Saved entries:
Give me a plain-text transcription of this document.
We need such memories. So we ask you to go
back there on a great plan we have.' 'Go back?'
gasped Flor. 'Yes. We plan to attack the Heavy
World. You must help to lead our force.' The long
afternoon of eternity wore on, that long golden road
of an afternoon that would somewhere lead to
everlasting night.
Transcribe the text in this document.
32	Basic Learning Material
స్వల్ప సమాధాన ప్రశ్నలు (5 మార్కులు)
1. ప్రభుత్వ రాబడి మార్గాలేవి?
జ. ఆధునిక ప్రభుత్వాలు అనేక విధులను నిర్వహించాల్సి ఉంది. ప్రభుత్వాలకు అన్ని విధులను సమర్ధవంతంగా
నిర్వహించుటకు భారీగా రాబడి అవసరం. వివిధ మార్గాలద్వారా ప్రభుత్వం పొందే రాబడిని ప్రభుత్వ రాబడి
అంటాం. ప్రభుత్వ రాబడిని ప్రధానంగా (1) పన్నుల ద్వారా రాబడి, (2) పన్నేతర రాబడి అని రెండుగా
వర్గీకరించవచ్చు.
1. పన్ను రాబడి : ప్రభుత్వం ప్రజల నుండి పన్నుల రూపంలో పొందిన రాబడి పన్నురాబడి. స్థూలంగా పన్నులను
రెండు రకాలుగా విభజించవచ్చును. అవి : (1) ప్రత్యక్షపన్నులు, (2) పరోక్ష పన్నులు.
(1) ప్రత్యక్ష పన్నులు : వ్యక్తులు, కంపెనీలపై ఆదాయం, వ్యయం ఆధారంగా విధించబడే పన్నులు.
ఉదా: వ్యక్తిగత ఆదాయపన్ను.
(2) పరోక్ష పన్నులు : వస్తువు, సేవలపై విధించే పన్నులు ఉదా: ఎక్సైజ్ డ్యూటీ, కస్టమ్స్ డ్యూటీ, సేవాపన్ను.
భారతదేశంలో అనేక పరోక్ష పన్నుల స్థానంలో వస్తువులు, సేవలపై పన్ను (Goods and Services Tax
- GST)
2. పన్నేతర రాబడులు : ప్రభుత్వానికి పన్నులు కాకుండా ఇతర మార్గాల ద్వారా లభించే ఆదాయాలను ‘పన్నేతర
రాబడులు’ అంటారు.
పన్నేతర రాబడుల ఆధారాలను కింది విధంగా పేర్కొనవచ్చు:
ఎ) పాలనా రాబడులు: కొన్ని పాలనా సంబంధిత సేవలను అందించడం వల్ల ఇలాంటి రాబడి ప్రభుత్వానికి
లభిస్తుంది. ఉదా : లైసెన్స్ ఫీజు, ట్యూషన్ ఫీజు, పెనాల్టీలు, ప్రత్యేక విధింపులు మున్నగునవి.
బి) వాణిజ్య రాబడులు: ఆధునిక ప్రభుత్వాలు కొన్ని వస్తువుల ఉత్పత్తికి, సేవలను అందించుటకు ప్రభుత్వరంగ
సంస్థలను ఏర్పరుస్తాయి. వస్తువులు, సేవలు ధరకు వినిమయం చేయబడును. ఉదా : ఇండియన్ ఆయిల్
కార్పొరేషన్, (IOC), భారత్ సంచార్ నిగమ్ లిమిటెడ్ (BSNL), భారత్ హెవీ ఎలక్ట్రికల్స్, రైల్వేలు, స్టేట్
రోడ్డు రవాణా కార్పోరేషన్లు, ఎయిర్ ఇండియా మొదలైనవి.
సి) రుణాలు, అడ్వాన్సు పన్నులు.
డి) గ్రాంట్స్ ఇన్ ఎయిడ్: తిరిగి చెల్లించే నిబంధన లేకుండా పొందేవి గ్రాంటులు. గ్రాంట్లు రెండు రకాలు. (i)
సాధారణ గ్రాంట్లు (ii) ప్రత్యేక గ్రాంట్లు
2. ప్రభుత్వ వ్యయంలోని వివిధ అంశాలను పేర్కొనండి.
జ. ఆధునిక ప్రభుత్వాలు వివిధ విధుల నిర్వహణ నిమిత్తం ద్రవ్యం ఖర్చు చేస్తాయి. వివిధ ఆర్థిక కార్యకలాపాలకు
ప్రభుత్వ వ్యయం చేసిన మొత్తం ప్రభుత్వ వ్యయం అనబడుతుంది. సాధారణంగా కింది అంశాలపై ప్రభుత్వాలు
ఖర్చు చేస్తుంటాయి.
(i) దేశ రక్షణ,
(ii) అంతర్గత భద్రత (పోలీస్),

REQUIRED TASK:
Restate the data above exactly, keeping each word as it stands.

SOLUTION TO THIS EXERCISE:
Give me a plain-text transcription of this document.
We need such memories. So we ask you to go
back there on a great plan we have.' 'Go back?'
gasped Flor. 'Yes. We plan to attack the Heavy
World. You must help to lead our force.' The long
afternoon of eternity wore on, that long golden road
of an afternoon that would somewhere lead to
everlasting night.
Transcribe the text in this document.
32	Basic Learning Material
స్వల్ప సమాధాన ప్రశ్నలు (5 మార్కులు)
1. ప్రభుత్వ రాబడి మార్గాలేవి?
జ. ఆధునిక ప్రభుత్వాలు అనేక విధులను నిర్వహించాల్సి ఉంది. ప్రభుత్వాలకు అన్ని విధులను సమర్ధవంతంగా
నిర్వహించుటకు భారీగా రాబడి అవసరం. వివిధ మార్గాలద్వారా ప్రభుత్వం పొందే రాబడిని ప్రభుత్వ రాబడి
అంటాం. ప్రభుత్వ రాబడిని ప్రధానంగా (1) పన్నుల ద్వారా రాబడి, (2) పన్నేతర రాబడి అని రెండుగా
వర్గీకరించవచ్చు.
1. పన్ను రాబడి : ప్రభుత్వం ప్రజల నుండి పన్నుల రూపంలో పొందిన రాబడి పన్నురాబడి. స్థూలంగా పన్నులను
రెండు రకాలుగా విభజించవచ్చును. అవి : (1) ప్రత్యక్షపన్నులు, (2) పరోక్ష పన్నులు.
(1) ప్రత్యక్ష పన్నులు : వ్యక్తులు, కంపెనీలపై ఆదాయం, వ్యయం ఆధారంగా విధించబడే పన్నులు.
ఉదా: వ్యక్తిగత ఆదాయపన్ను.
(2) పరోక్ష పన్నులు : వస్తువు, సేవలపై విధించే పన్నులు ఉదా: ఎక్సైజ్ డ్యూటీ, కస్టమ్స్ డ్యూటీ, సేవాపన్ను.
భారతదేశంలో అనేక పరోక్ష పన్నుల స్థానంలో వస్తువులు, సేవలపై పన్ను (Goods and Services Tax
- GST)
2. పన్నేతర రాబడులు : ప్రభుత్వానికి పన్నులు కాకుండా ఇతర మార్గాల ద్వారా లభించే ఆదాయాలను ‘పన్నేతర
రాబడులు’ అంటారు.
పన్నేతర రాబడుల ఆధారాలను కింది విధంగా పేర్కొనవచ్చు:
ఎ) పాలనా రాబడులు: కొన్ని పాలనా సంబంధిత సేవలను అందించడం వల్ల ఇలాంటి రాబడి ప్రభుత్వానికి
లభిస్తుంది. ఉదా : లైసెన్స్ ఫీజు, ట్యూషన్ ఫీజు, పెనాల్టీలు, ప్రత్యేక విధింపులు మున్నగునవి.
బి) వాణిజ్య రాబడులు: ఆధునిక ప్రభుత్వాలు కొన్ని వస్తువుల ఉత్పత్తికి, సేవలను అందించుటకు ప్రభుత్వరంగ
సంస్థలను ఏర్పరుస్తాయి. వస్తువులు, సేవలు ధరకు వినిమయం చేయబడును. ఉదా : ఇండియన్ ఆయిల్
కార్పొరేషన్, (IOC), భారత్ సంచార్ నిగమ్ లిమిటెడ్ (BSNL), భారత్ హెవీ ఎలక్ట్రికల్స్, రైల్వేలు, స్టేట్
రోడ్డు రవాణా కార్పోరేషన్లు, ఎయిర్ ఇండియా మొదలైనవి.
సి) రుణాలు, అడ్వాన్సు పన్నులు.
డి) గ్రాంట్స్ ఇన్ ఎయిడ్: తిరిగి చెల్లించే నిబంధన లేకుండా పొందేవి గ్రాంటులు. గ్రాంట్లు రెండు రకాలు. (i)
సాధారణ గ్రాంట్లు (ii) ప్రత్యేక గ్రాంట్లు
2. ప్రభుత్వ వ్యయంలోని వివిధ అంశాలను పేర్కొనండి.
జ. ఆధునిక ప్రభుత్వాలు వివిధ విధుల నిర్వహణ నిమిత్తం ద్రవ్యం ఖర్చు చేస్తాయి. వివిధ ఆర్థిక కార్యకలాపాలకు
ప్రభుత్వ వ్యయం చేసిన మొత్తం ప్రభుత్వ వ్యయం అనబడుతుంది. సాధారణంగా కింది అంశాలపై ప్రభుత్వాలు
ఖర్చు చేస్తుంటాయి.
(i) దేశ రక్షణ,
(ii) అంతర్గత భద్రత (పోలీస్),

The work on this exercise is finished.